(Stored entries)
— Begin —

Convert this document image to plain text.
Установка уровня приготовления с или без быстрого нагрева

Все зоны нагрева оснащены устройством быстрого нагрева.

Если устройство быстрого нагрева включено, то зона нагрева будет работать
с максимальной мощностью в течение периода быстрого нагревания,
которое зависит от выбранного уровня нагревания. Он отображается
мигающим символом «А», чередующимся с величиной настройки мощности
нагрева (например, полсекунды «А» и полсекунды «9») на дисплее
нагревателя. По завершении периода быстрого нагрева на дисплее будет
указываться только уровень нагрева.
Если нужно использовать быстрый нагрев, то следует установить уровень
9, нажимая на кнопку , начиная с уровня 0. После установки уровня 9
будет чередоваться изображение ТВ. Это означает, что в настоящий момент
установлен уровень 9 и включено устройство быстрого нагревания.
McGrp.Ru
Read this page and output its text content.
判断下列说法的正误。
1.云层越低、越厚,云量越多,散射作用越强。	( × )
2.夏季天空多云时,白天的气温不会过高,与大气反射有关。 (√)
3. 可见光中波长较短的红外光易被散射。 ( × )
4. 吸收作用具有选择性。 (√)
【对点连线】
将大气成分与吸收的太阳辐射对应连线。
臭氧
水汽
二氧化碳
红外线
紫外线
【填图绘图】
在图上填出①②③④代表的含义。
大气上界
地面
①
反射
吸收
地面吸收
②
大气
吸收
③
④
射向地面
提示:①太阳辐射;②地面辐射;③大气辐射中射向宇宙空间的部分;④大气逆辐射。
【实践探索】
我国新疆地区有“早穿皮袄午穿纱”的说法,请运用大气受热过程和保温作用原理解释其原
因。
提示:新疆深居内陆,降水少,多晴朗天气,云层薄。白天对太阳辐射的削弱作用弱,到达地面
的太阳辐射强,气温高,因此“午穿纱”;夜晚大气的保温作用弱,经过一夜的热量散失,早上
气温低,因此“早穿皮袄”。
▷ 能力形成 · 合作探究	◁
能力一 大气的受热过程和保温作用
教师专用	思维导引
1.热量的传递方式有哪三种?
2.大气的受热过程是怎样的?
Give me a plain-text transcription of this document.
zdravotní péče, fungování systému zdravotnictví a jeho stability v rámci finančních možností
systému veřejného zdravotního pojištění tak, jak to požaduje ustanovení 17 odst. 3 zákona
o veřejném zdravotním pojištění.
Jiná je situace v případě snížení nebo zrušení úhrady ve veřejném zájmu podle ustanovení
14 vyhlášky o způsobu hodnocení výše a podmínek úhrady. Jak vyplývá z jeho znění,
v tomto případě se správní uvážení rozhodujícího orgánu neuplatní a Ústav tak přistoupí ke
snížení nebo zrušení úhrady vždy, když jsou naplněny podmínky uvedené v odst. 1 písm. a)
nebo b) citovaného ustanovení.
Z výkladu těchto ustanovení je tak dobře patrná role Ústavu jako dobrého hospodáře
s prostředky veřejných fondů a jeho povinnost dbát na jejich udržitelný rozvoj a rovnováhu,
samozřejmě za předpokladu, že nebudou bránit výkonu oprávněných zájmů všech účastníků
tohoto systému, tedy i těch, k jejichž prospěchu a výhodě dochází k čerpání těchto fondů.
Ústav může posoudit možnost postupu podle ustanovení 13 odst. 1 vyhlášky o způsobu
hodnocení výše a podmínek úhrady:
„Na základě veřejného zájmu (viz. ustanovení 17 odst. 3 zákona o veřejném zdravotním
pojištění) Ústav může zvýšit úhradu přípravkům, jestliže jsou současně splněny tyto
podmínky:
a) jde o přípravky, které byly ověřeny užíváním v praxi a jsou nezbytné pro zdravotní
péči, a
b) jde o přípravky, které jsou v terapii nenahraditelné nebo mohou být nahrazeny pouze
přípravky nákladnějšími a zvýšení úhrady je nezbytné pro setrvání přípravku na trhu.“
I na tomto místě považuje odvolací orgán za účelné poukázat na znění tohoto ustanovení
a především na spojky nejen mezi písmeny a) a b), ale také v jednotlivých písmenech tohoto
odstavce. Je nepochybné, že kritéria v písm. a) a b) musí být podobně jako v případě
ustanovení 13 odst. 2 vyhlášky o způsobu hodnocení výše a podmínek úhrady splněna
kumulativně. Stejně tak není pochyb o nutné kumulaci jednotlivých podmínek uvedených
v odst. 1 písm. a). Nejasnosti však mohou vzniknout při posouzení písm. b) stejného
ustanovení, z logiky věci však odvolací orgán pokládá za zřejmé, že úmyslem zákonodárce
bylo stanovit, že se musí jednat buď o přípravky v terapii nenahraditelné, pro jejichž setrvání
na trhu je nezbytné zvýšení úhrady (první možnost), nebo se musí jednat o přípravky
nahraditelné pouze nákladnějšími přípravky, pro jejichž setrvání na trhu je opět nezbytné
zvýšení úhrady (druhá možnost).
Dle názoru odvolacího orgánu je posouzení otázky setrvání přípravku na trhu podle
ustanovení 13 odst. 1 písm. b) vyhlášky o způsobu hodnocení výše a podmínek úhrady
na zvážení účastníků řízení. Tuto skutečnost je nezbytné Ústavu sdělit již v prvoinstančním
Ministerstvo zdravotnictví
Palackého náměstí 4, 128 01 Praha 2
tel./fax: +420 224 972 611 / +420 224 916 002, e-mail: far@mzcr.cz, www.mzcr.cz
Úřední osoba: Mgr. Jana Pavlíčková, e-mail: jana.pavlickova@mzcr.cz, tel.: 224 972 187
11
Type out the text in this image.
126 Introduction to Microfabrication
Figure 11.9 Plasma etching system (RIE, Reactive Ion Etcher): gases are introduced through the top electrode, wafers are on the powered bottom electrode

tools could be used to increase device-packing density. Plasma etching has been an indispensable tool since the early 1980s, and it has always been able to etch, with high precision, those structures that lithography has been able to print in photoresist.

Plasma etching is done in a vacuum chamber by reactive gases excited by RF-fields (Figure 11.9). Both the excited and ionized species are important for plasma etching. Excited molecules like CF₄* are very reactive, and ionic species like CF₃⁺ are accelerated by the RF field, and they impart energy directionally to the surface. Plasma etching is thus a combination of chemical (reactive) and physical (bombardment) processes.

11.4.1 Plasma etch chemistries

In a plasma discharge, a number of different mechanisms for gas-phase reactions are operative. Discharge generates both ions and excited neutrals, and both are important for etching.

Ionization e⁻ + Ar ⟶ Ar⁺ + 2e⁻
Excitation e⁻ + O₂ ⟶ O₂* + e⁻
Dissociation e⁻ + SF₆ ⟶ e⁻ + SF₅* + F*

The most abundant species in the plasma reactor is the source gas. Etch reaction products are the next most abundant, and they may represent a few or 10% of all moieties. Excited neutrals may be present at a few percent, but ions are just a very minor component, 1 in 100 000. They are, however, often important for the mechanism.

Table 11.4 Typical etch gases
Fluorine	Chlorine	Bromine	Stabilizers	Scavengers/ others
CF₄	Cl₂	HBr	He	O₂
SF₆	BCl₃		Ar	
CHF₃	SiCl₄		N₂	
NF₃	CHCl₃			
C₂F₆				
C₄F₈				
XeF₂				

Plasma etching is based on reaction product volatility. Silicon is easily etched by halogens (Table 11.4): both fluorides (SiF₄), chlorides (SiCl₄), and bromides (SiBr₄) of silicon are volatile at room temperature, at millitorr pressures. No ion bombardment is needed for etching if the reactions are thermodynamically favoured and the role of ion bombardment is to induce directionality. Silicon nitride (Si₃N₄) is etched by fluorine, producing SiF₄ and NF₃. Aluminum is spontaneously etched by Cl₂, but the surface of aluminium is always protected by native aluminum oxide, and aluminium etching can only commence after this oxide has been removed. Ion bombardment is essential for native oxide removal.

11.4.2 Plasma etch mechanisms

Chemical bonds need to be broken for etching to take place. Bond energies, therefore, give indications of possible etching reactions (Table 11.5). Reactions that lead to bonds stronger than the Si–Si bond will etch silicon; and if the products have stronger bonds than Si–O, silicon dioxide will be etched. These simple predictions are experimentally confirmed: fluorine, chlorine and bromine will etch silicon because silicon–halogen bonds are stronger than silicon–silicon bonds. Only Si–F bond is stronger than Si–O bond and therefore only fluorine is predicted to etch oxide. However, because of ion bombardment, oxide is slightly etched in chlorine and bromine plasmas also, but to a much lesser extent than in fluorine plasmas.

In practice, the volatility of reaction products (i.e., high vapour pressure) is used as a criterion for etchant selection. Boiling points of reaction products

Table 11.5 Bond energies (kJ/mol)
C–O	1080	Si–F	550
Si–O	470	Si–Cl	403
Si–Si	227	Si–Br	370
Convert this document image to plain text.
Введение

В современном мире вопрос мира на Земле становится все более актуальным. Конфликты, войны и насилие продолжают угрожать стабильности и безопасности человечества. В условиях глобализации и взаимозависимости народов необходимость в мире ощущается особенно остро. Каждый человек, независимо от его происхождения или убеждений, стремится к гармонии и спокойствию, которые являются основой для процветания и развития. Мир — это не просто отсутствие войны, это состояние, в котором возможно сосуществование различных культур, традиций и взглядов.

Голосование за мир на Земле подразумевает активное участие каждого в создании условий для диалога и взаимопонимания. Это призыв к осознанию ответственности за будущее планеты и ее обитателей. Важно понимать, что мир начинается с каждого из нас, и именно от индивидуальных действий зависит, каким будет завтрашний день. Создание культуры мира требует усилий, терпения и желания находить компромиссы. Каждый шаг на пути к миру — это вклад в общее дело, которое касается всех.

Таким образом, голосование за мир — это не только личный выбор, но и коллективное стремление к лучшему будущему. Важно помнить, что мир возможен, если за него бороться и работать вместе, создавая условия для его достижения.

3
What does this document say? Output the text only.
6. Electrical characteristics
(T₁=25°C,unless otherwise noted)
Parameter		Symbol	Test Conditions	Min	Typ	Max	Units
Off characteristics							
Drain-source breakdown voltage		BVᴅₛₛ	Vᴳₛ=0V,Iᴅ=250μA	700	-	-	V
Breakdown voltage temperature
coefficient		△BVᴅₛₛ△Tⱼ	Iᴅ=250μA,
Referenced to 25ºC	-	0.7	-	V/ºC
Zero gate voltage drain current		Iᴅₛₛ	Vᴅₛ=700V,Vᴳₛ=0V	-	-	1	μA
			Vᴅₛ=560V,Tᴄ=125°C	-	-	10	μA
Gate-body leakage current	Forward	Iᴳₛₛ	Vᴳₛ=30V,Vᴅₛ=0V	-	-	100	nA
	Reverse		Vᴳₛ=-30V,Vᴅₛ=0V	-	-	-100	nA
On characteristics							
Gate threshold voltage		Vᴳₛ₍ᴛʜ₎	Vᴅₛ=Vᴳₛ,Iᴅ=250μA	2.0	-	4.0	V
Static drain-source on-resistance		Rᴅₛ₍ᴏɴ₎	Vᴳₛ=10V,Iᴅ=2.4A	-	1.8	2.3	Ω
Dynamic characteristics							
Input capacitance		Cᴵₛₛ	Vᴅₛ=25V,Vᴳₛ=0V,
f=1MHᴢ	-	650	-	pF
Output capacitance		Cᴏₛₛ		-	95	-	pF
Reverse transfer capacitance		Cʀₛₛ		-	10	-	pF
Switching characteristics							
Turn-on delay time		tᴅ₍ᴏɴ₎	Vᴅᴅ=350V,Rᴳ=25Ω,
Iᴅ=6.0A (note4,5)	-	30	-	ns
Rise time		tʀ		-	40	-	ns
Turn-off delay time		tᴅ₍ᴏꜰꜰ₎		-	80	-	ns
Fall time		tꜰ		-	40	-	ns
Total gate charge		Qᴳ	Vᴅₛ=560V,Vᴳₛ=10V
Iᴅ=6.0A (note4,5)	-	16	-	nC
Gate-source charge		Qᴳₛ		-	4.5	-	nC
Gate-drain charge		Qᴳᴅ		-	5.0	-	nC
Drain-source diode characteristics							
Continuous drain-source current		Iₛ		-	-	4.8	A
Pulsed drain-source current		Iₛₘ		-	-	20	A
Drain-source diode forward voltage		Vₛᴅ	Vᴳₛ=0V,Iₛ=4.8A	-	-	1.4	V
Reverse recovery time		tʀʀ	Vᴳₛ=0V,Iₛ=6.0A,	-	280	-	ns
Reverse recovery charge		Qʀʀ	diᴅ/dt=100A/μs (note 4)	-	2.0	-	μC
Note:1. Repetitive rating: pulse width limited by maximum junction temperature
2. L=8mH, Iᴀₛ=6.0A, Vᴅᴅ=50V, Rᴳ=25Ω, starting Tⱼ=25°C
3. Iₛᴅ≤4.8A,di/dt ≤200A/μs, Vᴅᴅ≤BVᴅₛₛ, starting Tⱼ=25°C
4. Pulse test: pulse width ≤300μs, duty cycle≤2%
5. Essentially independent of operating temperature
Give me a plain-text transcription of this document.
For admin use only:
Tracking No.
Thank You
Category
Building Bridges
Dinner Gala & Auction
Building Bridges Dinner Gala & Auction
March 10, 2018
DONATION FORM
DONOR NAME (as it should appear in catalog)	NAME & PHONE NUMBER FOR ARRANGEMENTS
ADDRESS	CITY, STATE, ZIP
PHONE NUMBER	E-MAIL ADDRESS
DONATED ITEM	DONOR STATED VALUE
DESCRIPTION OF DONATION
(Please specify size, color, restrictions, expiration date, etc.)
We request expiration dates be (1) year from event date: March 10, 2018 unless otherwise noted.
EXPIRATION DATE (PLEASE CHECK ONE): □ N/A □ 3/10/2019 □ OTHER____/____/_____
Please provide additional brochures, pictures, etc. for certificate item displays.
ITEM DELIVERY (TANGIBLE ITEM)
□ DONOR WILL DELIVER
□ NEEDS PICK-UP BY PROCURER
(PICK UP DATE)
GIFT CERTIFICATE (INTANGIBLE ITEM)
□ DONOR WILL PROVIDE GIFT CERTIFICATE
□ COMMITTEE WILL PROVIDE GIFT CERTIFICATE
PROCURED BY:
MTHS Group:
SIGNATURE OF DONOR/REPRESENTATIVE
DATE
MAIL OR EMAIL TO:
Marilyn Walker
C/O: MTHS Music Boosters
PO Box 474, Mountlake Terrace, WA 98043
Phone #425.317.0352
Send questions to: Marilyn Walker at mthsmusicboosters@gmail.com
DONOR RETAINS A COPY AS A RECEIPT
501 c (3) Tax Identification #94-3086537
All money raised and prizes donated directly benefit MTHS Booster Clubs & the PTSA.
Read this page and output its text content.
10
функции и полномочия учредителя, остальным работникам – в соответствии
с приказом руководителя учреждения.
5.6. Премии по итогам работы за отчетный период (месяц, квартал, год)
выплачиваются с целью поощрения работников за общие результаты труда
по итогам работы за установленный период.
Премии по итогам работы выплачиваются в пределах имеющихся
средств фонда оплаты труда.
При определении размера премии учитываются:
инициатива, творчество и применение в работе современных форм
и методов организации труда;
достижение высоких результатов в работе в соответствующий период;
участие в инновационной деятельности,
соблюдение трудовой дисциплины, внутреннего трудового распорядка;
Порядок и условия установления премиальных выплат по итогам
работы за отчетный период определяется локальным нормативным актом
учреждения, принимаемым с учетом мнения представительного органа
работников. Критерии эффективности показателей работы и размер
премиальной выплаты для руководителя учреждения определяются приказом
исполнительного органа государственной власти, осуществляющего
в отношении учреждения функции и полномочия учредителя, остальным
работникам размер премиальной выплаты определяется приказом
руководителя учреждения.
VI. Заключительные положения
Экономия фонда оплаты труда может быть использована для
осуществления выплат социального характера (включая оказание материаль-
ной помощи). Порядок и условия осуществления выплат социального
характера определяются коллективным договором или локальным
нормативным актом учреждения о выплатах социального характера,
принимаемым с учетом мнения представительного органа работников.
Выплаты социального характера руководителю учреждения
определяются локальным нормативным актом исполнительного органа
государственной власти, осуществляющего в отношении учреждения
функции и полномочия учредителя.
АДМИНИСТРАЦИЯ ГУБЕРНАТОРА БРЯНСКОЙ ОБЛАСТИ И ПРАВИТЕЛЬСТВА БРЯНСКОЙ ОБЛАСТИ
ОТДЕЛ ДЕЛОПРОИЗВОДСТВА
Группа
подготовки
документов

— End —

Report all lines of the material that contain the word "been".

▶ _Exercise solution_:
tools could be used to increase device-packing density. Plasma etching has been an indispensable tool since the early 1980s, and it has always been able to etch, with high precision, those structures that lithography has been able to print in photoresist.
Plasma etching is based on reaction product volatility. Silicon is easily etched by halogens (Table 11.4): both fluorides (SiF₄), chlorides (SiCl₄), and bromides (SiBr₄) of silicon are volatile at room temperature, at millitorr pressures. No ion bombardment is needed for etching if the reactions are thermodynamically favoured and the role of ion bombardment is to induce directionality. Silicon nitride (Si₃N₄) is etched by fluorine, producing SiF₄ and NF₃. Aluminum is spontaneously etched by Cl₂, but the surface of aluminium is always protected by native aluminum oxide, and aluminium etching can only commence after this oxide has been removed. Ion bombardment is essential for native oxide removal.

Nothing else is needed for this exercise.